### Exercise prompt
Transcribe the material in full, exactly as written.

### Supplied entries
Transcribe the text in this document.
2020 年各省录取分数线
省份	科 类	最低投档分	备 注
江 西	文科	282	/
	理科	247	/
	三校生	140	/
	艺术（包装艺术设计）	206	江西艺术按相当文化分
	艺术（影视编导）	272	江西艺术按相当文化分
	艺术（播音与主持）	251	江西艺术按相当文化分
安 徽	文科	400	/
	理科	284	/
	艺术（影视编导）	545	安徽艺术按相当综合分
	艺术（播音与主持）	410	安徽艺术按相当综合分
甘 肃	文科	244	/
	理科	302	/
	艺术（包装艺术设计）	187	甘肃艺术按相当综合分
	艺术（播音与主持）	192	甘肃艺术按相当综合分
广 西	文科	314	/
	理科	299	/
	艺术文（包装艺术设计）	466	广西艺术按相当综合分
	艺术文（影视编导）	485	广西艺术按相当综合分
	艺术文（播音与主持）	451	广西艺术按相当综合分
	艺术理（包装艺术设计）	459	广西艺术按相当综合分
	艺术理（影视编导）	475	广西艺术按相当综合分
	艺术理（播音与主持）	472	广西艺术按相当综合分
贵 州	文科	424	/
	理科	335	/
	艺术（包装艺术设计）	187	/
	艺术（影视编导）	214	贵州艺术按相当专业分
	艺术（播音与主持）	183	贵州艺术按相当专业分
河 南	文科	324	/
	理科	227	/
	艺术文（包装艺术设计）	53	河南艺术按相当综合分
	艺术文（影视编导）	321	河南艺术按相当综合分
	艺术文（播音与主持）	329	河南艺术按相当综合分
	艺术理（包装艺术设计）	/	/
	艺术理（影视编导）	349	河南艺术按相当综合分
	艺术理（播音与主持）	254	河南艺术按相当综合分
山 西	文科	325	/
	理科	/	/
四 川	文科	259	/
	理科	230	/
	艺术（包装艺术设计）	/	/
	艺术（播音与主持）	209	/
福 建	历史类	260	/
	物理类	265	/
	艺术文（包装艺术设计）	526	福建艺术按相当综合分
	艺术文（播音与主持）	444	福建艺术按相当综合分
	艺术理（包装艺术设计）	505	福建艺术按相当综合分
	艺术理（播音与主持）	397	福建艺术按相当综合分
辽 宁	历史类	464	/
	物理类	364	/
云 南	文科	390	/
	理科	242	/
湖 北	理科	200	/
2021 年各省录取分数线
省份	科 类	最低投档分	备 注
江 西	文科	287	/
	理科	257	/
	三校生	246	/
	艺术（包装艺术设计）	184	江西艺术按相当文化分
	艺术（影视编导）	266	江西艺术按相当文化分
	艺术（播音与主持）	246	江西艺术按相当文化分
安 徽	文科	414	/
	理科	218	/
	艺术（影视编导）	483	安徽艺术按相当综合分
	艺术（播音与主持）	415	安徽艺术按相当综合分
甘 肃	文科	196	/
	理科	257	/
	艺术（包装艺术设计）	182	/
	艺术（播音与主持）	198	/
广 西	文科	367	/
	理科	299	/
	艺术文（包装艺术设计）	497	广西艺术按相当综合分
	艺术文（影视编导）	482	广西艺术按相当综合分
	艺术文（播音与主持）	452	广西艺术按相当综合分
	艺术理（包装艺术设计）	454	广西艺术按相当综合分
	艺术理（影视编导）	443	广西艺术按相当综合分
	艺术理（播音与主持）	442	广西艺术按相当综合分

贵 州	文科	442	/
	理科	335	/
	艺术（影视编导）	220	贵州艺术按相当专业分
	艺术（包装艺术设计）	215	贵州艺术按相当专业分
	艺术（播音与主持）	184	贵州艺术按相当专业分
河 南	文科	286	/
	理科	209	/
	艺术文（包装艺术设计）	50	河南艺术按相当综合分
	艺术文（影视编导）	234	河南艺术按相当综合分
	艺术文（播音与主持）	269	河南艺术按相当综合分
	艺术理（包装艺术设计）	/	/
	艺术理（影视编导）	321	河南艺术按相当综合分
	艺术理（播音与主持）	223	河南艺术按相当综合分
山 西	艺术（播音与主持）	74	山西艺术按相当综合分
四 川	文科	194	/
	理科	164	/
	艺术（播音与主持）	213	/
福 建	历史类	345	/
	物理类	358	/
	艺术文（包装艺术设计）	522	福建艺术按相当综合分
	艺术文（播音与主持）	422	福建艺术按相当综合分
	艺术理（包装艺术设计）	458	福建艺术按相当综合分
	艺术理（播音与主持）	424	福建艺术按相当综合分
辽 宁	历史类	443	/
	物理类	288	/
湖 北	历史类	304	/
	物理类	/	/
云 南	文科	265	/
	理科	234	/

### Exercise solution
Transcribe the text in this document.
2020 年各省录取分数线
省份	科 类	最低投档分	备 注
江 西	文科	282	/
	理科	247	/
	三校生	140	/
	艺术（包装艺术设计）	206	江西艺术按相当文化分
	艺术（影视编导）	272	江西艺术按相当文化分
	艺术（播音与主持）	251	江西艺术按相当文化分
安 徽	文科	400	/
	理科	284	/
	艺术（影视编导）	545	安徽艺术按相当综合分
	艺术（播音与主持）	410	安徽艺术按相当综合分
甘 肃	文科	244	/
	理科	302	/
	艺术（包装艺术设计）	187	甘肃艺术按相当综合分
	艺术（播音与主持）	192	甘肃艺术按相当综合分
广 西	文科	314	/
	理科	299	/
	艺术文（包装艺术设计）	466	广西艺术按相当综合分
	艺术文（影视编导）	485	广西艺术按相当综合分
	艺术文（播音与主持）	451	广西艺术按相当综合分
	艺术理（包装艺术设计）	459	广西艺术按相当综合分
	艺术理（影视编导）	475	广西艺术按相当综合分
	艺术理（播音与主持）	472	广西艺术按相当综合分
贵 州	文科	424	/
	理科	335	/
	艺术（包装艺术设计）	187	/
	艺术（影视编导）	214	贵州艺术按相当专业分
	艺术（播音与主持）	183	贵州艺术按相当专业分
河 南	文科	324	/
	理科	227	/
	艺术文（包装艺术设计）	53	河南艺术按相当综合分
	艺术文（影视编导）	321	河南艺术按相当综合分
	艺术文（播音与主持）	329	河南艺术按相当综合分
	艺术理（包装艺术设计）	/	/
	艺术理（影视编导）	349	河南艺术按相当综合分
	艺术理（播音与主持）	254	河南艺术按相当综合分
山 西	文科	325	/
	理科	/	/
四 川	文科	259	/
	理科	230	/
	艺术（包装艺术设计）	/	/
	艺术（播音与主持）	209	/
福 建	历史类	260	/
	物理类	265	/
	艺术文（包装艺术设计）	526	福建艺术按相当综合分
	艺术文（播音与主持）	444	福建艺术按相当综合分
	艺术理（包装艺术设计）	505	福建艺术按相当综合分
	艺术理（播音与主持）	397	福建艺术按相当综合分
辽 宁	历史类	464	/
	物理类	364	/
云 南	文科	390	/
	理科	242	/
湖 北	理科	200	/
2021 年各省录取分数线
省份	科 类	最低投档分	备 注
江 西	文科	287	/
	理科	257	/
	三校生	246	/
	艺术（包装艺术设计）	184	江西艺术按相当文化分
	艺术（影视编导）	266	江西艺术按相当文化分
	艺术（播音与主持）	246	江西艺术按相当文化分
安 徽	文科	414	/
	理科	218	/
	艺术（影视编导）	483	安徽艺术按相当综合分
	艺术（播音与主持）	415	安徽艺术按相当综合分
甘 肃	文科	196	/
	理科	257	/
	艺术（包装艺术设计）	182	/
	艺术（播音与主持）	198	/
广 西	文科	367	/
	理科	299	/
	艺术文（包装艺术设计）	497	广西艺术按相当综合分
	艺术文（影视编导）	482	广西艺术按相当综合分
	艺术文（播音与主持）	452	广西艺术按相当综合分
	艺术理（包装艺术设计）	454	广西艺术按相当综合分
	艺术理（影视编导）	443	广西艺术按相当综合分
	艺术理（播音与主持）	442	广西艺术按相当综合分

贵 州	文科	442	/
	理科	335	/
	艺术（影视编导）	220	贵州艺术按相当专业分
	艺术（包装艺术设计）	215	贵州艺术按相当专业分
	艺术（播音与主持）	184	贵州艺术按相当专业分
河 南	文科	286	/
	理科	209	/
	艺术文（包装艺术设计）	50	河南艺术按相当综合分
	艺术文（影视编导）	234	河南艺术按相当综合分
	艺术文（播音与主持）	269	河南艺术按相当综合分
	艺术理（包装艺术设计）	/	/
	艺术理（影视编导）	321	河南艺术按相当综合分
	艺术理（播音与主持）	223	河南艺术按相当综合分
山 西	艺术（播音与主持）	74	山西艺术按相当综合分
四 川	文科	194	/
	理科	164	/
	艺术（播音与主持）	213	/
福 建	历史类	345	/
	物理类	358	/
	艺术文（包装艺术设计）	522	福建艺术按相当综合分
	艺术文（播音与主持）	422	福建艺术按相当综合分
	艺术理（包装艺术设计）	458	福建艺术按相当综合分
	艺术理（播音与主持）	424	福建艺术按相当综合分
辽 宁	历史类	443	/
	物理类	288	/
湖 北	历史类	304	/
	物理类	/	/
云 南	文科	265	/
	理科	234	/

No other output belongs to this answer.